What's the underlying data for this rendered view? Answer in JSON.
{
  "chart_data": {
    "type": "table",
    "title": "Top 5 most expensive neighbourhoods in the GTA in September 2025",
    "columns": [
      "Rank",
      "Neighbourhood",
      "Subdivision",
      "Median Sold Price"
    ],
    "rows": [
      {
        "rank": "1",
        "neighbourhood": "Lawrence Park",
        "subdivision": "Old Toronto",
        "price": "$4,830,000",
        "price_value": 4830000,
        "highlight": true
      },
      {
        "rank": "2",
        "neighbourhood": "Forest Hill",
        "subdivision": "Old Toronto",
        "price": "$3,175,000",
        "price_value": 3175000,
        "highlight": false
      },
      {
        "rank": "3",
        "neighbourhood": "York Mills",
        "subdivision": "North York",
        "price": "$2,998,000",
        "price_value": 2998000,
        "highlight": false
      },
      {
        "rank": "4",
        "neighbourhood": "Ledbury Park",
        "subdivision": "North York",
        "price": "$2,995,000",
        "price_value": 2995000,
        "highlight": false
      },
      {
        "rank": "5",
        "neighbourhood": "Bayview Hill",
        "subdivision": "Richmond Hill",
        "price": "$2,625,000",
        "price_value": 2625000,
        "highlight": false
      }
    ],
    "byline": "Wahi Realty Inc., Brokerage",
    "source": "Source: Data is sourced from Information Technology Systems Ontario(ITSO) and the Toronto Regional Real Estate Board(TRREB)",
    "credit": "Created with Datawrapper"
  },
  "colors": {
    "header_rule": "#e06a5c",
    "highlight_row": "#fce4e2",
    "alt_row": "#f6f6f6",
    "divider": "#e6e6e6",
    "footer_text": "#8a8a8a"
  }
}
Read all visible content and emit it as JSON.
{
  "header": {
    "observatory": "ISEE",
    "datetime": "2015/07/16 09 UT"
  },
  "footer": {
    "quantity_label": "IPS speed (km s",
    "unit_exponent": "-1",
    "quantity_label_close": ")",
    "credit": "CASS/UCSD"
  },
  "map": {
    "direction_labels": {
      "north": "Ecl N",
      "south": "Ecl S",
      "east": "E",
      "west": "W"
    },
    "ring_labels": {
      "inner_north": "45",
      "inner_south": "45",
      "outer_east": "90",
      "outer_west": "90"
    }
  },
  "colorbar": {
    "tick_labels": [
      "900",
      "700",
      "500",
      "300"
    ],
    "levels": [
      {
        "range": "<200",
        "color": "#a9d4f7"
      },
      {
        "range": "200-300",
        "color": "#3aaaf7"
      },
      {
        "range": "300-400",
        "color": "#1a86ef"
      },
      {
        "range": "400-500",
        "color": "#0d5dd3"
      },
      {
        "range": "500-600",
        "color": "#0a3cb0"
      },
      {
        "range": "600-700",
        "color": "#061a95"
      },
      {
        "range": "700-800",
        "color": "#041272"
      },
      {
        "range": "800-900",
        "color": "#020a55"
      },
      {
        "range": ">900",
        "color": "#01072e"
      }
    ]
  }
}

━━━━━━━━━━━━━━━━

- [The exercise]:
Repeat every line of the material exactly as given.

- [Task output]:
What's the underlying data for this rendered view? Answer in JSON.
{
  "chart_data": {
    "type": "table",
    "title": "Top 5 most expensive neighbourhoods in the GTA in September 2025",
    "columns": [
      "Rank",
      "Neighbourhood",
      "Subdivision",
      "Median Sold Price"
    ],
    "rows": [
      {
        "rank": "1",
        "neighbourhood": "Lawrence Park",
        "subdivision": "Old Toronto",
        "price": "$4,830,000",
        "price_value": 4830000,
        "highlight": true
      },
      {
        "rank": "2",
        "neighbourhood": "Forest Hill",
        "subdivision": "Old Toronto",
        "price": "$3,175,000",
        "price_value": 3175000,
        "highlight": false
      },
      {
        "rank": "3",
        "neighbourhood": "York Mills",
        "subdivision": "North York",
        "price": "$2,998,000",
        "price_value": 2998000,
        "highlight": false
      },
      {
        "rank": "4",
        "neighbourhood": "Ledbury Park",
        "subdivision": "North York",
        "price": "$2,995,000",
        "price_value": 2995000,
        "highlight": false
      },
      {
        "rank": "5",
        "neighbourhood": "Bayview Hill",
        "subdivision": "Richmond Hill",
        "price": "$2,625,000",
        "price_value": 2625000,
        "highlight": false
      }
    ],
    "byline": "Wahi Realty Inc., Brokerage",
    "source": "Source: Data is sourced from Information Technology Systems Ontario(ITSO) and the Toronto Regional Real Estate Board(TRREB)",
    "credit": "Created with Datawrapper"
  },
  "colors": {
    "header_rule": "#e06a5c",
    "highlight_row": "#fce4e2",
    "alt_row": "#f6f6f6",
    "divider": "#e6e6e6",
    "footer_text": "#8a8a8a"
  }
}
Read all visible content and emit it as JSON.
{
  "header": {
    "observatory": "ISEE",
    "datetime": "2015/07/16 09 UT"
  },
  "footer": {
    "quantity_label": "IPS speed (km s",
    "unit_exponent": "-1",
    "quantity_label_close": ")",
    "credit": "CASS/UCSD"
  },
  "map": {
    "direction_labels": {
      "north": "Ecl N",
      "south": "Ecl S",
      "east": "E",
      "west": "W"
    },
    "ring_labels": {
      "inner_north": "45",
      "inner_south": "45",
      "outer_east": "90",
      "outer_west": "90"
    }
  },
  "colorbar": {
    "tick_labels": [
      "900",
      "700",
      "500",
      "300"
    ],
    "levels": [
      {
        "range": "<200",
        "color": "#a9d4f7"
      },
      {
        "range": "200-300",
        "color": "#3aaaf7"
      },
      {
        "range": "300-400",
        "color": "#1a86ef"
      },
      {
        "range": "400-500",
        "color": "#0d5dd3"
      },
      {
        "range": "500-600",
        "color": "#0a3cb0"
      },
      {
        "range": "600-700",
        "color": "#061a95"
      },
      {
        "range": "700-800",
        "color": "#041272"
      },
      {
        "range": "800-900",
        "color": "#020a55"
      },
      {
        "range": ">900",
        "color": "#01072e"
      }
    ]
  }
}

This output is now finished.